▶ [Problem description]
Leave out the pictures and repeat the rest of the material exactly.

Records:
|---|
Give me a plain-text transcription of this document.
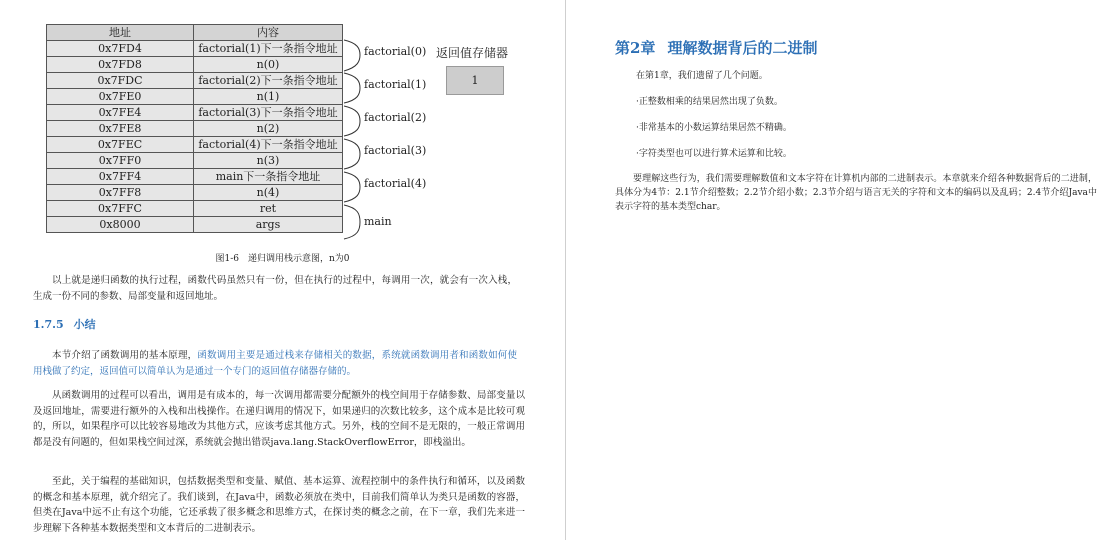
地址	内容
0x7FD4	factorial(1)下一条指令地址
0x7FD8	n(0)
0x7FDC	factorial(2)下一条指令地址
0x7FE0	n(1)
0x7FE4	factorial(3)下一条指令地址
0x7FE8	n(2)
0x7FEC	factorial(4)下一条指令地址
0x7FF0	n(3)
0x7FF4	main下一条指令地址
0x7FF8	n(4)
0x7FFC	ret
0x8000	args
factorial(0)
factorial(1)
factorial(2)
factorial(3)
factorial(4)
main
返回值存储器
1
图1-6　递归调用栈示意图，n为0

以上就是递归函数的执行过程，函数代码虽然只有一份，但在执行的过程中，每调用一次，就会有一次入栈，生成一份不同的参数、局部变量和返回地址。

1.7.5 小结

本节介绍了函数调用的基本原理，函数调用主要是通过栈来存储相关的数据，系统就函数调用者和函数如何使用栈做了约定，返回值可以简单认为是通过一个专门的返回值存储器存储的。

从函数调用的过程可以看出，调用是有成本的，每一次调用都需要分配额外的栈空间用于存储参数、局部变量以及返回地址，需要进行额外的入栈和出栈操作。在递归调用的情况下，如果递归的次数比较多，这个成本是比较可观的，所以，如果程序可以比较容易地改为其他方式，应该考虑其他方式。另外，栈的空间不是无限的，一般正常调用都是没有问题的，但如果栈空间过深，系统就会抛出错误java.lang.StackOverflowError，即栈溢出。

至此，关于编程的基础知识，包括数据类型和变量、赋值、基本运算、流程控制中的条件执行和循环，以及函数的概念和基本原理，就介绍完了。我们谈到，在Java中，函数必须放在类中，目前我们简单认为类只是函数的容器，但类在Java中远不止有这个功能，它还承载了很多概念和思维方式，在探讨类的概念之前，在下一章，我们先来进一步理解下各种基本数据类型和文本背后的二进制表示。

第2章 理解数据背后的二进制

在第1章，我们遗留了几个问题。

·正整数相乘的结果居然出现了负数。

·非常基本的小数运算结果居然不精确。

·字符类型也可以进行算术运算和比较。

要理解这些行为，我们需要理解数值和文本字符在计算机内部的二进制表示。本章就来介绍各种数据背后的二进制，具体分为4节：2.1节介绍整数；2.2节介绍小数；2.3节介绍与语言无关的字符和文本的编码以及乱码；2.4节介绍Java中表示字符的基本类型char。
|---|
▶ [Exercise answer]
Give me a plain-text transcription of this document.
地址	内容
0x7FD4	factorial(1)下一条指令地址
0x7FD8	n(0)
0x7FDC	factorial(2)下一条指令地址
0x7FE0	n(1)
0x7FE4	factorial(3)下一条指令地址
0x7FE8	n(2)
0x7FEC	factorial(4)下一条指令地址
0x7FF0	n(3)
0x7FF4	main下一条指令地址
0x7FF8	n(4)
0x7FFC	ret
0x8000	args
factorial(0)
factorial(1)
factorial(2)
factorial(3)
factorial(4)
main
返回值存储器
1
图1-6　递归调用栈示意图，n为0

以上就是递归函数的执行过程，函数代码虽然只有一份，但在执行的过程中，每调用一次，就会有一次入栈，生成一份不同的参数、局部变量和返回地址。

1.7.5 小结

本节介绍了函数调用的基本原理，函数调用主要是通过栈来存储相关的数据，系统就函数调用者和函数如何使用栈做了约定，返回值可以简单认为是通过一个专门的返回值存储器存储的。

从函数调用的过程可以看出，调用是有成本的，每一次调用都需要分配额外的栈空间用于存储参数、局部变量以及返回地址，需要进行额外的入栈和出栈操作。在递归调用的情况下，如果递归的次数比较多，这个成本是比较可观的，所以，如果程序可以比较容易地改为其他方式，应该考虑其他方式。另外，栈的空间不是无限的，一般正常调用都是没有问题的，但如果栈空间过深，系统就会抛出错误java.lang.StackOverflowError，即栈溢出。

至此，关于编程的基础知识，包括数据类型和变量、赋值、基本运算、流程控制中的条件执行和循环，以及函数的概念和基本原理，就介绍完了。我们谈到，在Java中，函数必须放在类中，目前我们简单认为类只是函数的容器，但类在Java中远不止有这个功能，它还承载了很多概念和思维方式，在探讨类的概念之前，在下一章，我们先来进一步理解下各种基本数据类型和文本背后的二进制表示。

第2章 理解数据背后的二进制

在第1章，我们遗留了几个问题。

·正整数相乘的结果居然出现了负数。

·非常基本的小数运算结果居然不精确。

·字符类型也可以进行算术运算和比较。

要理解这些行为，我们需要理解数值和文本字符在计算机内部的二进制表示。本章就来介绍各种数据背后的二进制，具体分为4节：2.1节介绍整数；2.2节介绍小数；2.3节介绍与语言无关的字符和文本的编码以及乱码；2.4节介绍Java中表示字符的基本类型char。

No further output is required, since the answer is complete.